**PROBLEM STATEMENT:**
Write out the material below again, unchanged.

**DATASET ENTRIES:**
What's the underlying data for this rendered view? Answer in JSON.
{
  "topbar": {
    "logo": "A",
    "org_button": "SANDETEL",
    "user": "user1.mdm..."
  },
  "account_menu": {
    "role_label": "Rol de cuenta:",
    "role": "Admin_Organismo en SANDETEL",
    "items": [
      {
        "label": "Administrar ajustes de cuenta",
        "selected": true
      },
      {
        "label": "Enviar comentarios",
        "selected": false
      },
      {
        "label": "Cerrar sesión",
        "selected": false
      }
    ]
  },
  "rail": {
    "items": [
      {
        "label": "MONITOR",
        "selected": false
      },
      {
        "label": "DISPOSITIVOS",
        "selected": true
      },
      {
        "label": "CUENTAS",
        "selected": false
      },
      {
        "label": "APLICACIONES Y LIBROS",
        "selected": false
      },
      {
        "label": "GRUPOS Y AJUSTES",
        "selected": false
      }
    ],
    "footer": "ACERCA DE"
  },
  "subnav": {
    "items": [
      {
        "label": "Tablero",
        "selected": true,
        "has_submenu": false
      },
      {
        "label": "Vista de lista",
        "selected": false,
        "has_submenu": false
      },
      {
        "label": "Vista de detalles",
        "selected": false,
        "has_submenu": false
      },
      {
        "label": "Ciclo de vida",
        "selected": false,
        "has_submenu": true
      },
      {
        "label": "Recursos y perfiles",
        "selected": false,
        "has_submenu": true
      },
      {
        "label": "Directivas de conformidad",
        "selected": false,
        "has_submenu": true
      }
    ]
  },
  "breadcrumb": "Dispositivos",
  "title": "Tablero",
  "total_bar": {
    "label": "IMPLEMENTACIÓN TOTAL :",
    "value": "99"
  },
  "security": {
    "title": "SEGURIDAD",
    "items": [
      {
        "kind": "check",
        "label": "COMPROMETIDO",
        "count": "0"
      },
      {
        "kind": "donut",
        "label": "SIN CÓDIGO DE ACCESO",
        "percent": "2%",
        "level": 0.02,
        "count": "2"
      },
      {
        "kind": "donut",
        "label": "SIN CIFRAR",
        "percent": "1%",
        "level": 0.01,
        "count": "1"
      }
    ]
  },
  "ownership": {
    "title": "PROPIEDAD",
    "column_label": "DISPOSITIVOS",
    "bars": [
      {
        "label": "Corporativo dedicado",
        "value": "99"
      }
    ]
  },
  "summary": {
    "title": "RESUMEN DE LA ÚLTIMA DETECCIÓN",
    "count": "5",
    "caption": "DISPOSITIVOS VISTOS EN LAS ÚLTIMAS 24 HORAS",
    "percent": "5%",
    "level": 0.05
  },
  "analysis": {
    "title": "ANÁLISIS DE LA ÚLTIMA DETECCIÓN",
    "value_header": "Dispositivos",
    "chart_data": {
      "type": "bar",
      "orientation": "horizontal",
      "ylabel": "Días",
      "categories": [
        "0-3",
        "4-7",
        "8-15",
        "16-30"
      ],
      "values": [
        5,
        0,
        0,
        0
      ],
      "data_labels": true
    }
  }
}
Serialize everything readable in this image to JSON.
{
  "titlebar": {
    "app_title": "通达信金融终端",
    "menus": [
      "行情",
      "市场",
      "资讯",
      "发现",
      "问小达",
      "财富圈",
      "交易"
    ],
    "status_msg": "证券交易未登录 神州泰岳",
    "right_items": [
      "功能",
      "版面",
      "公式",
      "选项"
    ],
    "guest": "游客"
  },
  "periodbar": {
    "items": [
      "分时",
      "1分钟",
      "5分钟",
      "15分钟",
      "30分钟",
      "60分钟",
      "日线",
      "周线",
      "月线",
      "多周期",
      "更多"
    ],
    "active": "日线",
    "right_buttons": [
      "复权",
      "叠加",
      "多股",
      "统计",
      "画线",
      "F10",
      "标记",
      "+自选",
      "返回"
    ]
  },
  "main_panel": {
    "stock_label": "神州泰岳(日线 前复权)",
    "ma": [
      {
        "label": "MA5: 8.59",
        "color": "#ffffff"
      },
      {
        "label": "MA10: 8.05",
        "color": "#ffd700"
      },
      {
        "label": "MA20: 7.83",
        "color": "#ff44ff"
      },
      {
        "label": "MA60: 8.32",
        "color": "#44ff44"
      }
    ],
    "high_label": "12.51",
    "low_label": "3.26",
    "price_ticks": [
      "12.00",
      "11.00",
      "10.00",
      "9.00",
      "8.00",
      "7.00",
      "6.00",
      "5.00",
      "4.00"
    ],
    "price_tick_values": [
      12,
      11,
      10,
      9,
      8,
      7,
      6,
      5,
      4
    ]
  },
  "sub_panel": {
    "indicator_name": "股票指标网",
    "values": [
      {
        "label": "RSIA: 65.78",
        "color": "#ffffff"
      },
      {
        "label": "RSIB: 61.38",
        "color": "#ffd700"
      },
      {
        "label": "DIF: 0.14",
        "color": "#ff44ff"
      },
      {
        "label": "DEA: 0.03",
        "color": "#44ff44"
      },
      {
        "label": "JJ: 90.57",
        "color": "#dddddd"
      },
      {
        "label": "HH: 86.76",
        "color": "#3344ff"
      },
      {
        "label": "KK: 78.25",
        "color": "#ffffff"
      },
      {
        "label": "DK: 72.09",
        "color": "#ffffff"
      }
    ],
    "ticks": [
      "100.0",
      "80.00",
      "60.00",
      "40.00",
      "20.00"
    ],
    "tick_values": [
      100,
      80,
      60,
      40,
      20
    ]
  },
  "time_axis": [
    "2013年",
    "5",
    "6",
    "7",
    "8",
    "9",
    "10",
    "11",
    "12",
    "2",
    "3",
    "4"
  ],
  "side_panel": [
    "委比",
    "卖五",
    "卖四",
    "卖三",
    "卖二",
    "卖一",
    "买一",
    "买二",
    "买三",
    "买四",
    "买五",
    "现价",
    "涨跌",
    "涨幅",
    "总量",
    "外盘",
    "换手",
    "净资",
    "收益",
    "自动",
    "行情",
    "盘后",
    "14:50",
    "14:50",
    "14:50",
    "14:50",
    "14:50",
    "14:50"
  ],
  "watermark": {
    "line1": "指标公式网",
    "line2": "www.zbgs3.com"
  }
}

**RESULT:**
What's the underlying data for this rendered view? Answer in JSON.
{
  "topbar": {
    "logo": "A",
    "org_button": "SANDETEL",
    "user": "user1.mdm..."
  },
  "account_menu": {
    "role_label": "Rol de cuenta:",
    "role": "Admin_Organismo en SANDETEL",
    "items": [
      {
        "label": "Administrar ajustes de cuenta",
        "selected": true
      },
      {
        "label": "Enviar comentarios",
        "selected": false
      },
      {
        "label": "Cerrar sesión",
        "selected": false
      }
    ]
  },
  "rail": {
    "items": [
      {
        "label": "MONITOR",
        "selected": false
      },
      {
        "label": "DISPOSITIVOS",
        "selected": true
      },
      {
        "label": "CUENTAS",
        "selected": false
      },
      {
        "label": "APLICACIONES Y LIBROS",
        "selected": false
      },
      {
        "label": "GRUPOS Y AJUSTES",
        "selected": false
      }
    ],
    "footer": "ACERCA DE"
  },
  "subnav": {
    "items": [
      {
        "label": "Tablero",
        "selected": true,
        "has_submenu": false
      },
      {
        "label": "Vista de lista",
        "selected": false,
        "has_submenu": false
      },
      {
        "label": "Vista de detalles",
        "selected": false,
        "has_submenu": false
      },
      {
        "label": "Ciclo de vida",
        "selected": false,
        "has_submenu": true
      },
      {
        "label": "Recursos y perfiles",
        "selected": false,
        "has_submenu": true
      },
      {
        "label": "Directivas de conformidad",
        "selected": false,
        "has_submenu": true
      }
    ]
  },
  "breadcrumb": "Dispositivos",
  "title": "Tablero",
  "total_bar": {
    "label": "IMPLEMENTACIÓN TOTAL :",
    "value": "99"
  },
  "security": {
    "title": "SEGURIDAD",
    "items": [
      {
        "kind": "check",
        "label": "COMPROMETIDO",
        "count": "0"
      },
      {
        "kind": "donut",
        "label": "SIN CÓDIGO DE ACCESO",
        "percent": "2%",
        "level": 0.02,
        "count": "2"
      },
      {
        "kind": "donut",
        "label": "SIN CIFRAR",
        "percent": "1%",
        "level": 0.01,
        "count": "1"
      }
    ]
  },
  "ownership": {
    "title": "PROPIEDAD",
    "column_label": "DISPOSITIVOS",
    "bars": [
      {
        "label": "Corporativo dedicado",
        "value": "99"
      }
    ]
  },
  "summary": {
    "title": "RESUMEN DE LA ÚLTIMA DETECCIÓN",
    "count": "5",
    "caption": "DISPOSITIVOS VISTOS EN LAS ÚLTIMAS 24 HORAS",
    "percent": "5%",
    "level": 0.05
  },
  "analysis": {
    "title": "ANÁLISIS DE LA ÚLTIMA DETECCIÓN",
    "value_header": "Dispositivos",
    "chart_data": {
      "type": "bar",
      "orientation": "horizontal",
      "ylabel": "Días",
      "categories": [
        "0-3",
        "4-7",
        "8-15",
        "16-30"
      ],
      "values": [
        5,
        0,
        0,
        0
      ],
      "data_labels": true
    }
  }
}
Serialize everything readable in this image to JSON.
{
  "titlebar": {
    "app_title": "通达信金融终端",
    "menus": [
      "行情",
      "市场",
      "资讯",
      "发现",
      "问小达",
      "财富圈",
      "交易"
    ],
    "status_msg": "证券交易未登录 神州泰岳",
    "right_items": [
      "功能",
      "版面",
      "公式",
      "选项"
    ],
    "guest": "游客"
  },
  "periodbar": {
    "items": [
      "分时",
      "1分钟",
      "5分钟",
      "15分钟",
      "30分钟",
      "60分钟",
      "日线",
      "周线",
      "月线",
      "多周期",
      "更多"
    ],
    "active": "日线",
    "right_buttons": [
      "复权",
      "叠加",
      "多股",
      "统计",
      "画线",
      "F10",
      "标记",
      "+自选",
      "返回"
    ]
  },
  "main_panel": {
    "stock_label": "神州泰岳(日线 前复权)",
    "ma": [
      {
        "label": "MA5: 8.59",
        "color": "#ffffff"
      },
      {
        "label": "MA10: 8.05",
        "color": "#ffd700"
      },
      {
        "label": "MA20: 7.83",
        "color": "#ff44ff"
      },
      {
        "label": "MA60: 8.32",
        "color": "#44ff44"
      }
    ],
    "high_label": "12.51",
    "low_label": "3.26",
    "price_ticks": [
      "12.00",
      "11.00",
      "10.00",
      "9.00",
      "8.00",
      "7.00",
      "6.00",
      "5.00",
      "4.00"
    ],
    "price_tick_values": [
      12,
      11,
      10,
      9,
      8,
      7,
      6,
      5,
      4
    ]
  },
  "sub_panel": {
    "indicator_name": "股票指标网",
    "values": [
      {
        "label": "RSIA: 65.78",
        "color": "#ffffff"
      },
      {
        "label": "RSIB: 61.38",
        "color": "#ffd700"
      },
      {
        "label": "DIF: 0.14",
        "color": "#ff44ff"
      },
      {
        "label": "DEA: 0.03",
        "color": "#44ff44"
      },
      {
        "label": "JJ: 90.57",
        "color": "#dddddd"
      },
      {
        "label": "HH: 86.76",
        "color": "#3344ff"
      },
      {
        "label": "KK: 78.25",
        "color": "#ffffff"
      },
      {
        "label": "DK: 72.09",
        "color": "#ffffff"
      }
    ],
    "ticks": [
      "100.0",
      "80.00",
      "60.00",
      "40.00",
      "20.00"
    ],
    "tick_values": [
      100,
      80,
      60,
      40,
      20
    ]
  },
  "time_axis": [
    "2013年",
    "5",
    "6",
    "7",
    "8",
    "9",
    "10",
    "11",
    "12",
    "2",
    "3",
    "4"
  ],
  "side_panel": [
    "委比",
    "卖五",
    "卖四",
    "卖三",
    "卖二",
    "卖一",
    "买一",
    "买二",
    "买三",
    "买四",
    "买五",
    "现价",
    "涨跌",
    "涨幅",
    "总量",
    "外盘",
    "换手",
    "净资",
    "收益",
    "自动",
    "行情",
    "盘后",
    "14:50",
    "14:50",
    "14:50",
    "14:50",
    "14:50",
    "14:50"
  ],
  "watermark": {
    "line1": "指标公式网",
    "line2": "www.zbgs3.com"
  }
}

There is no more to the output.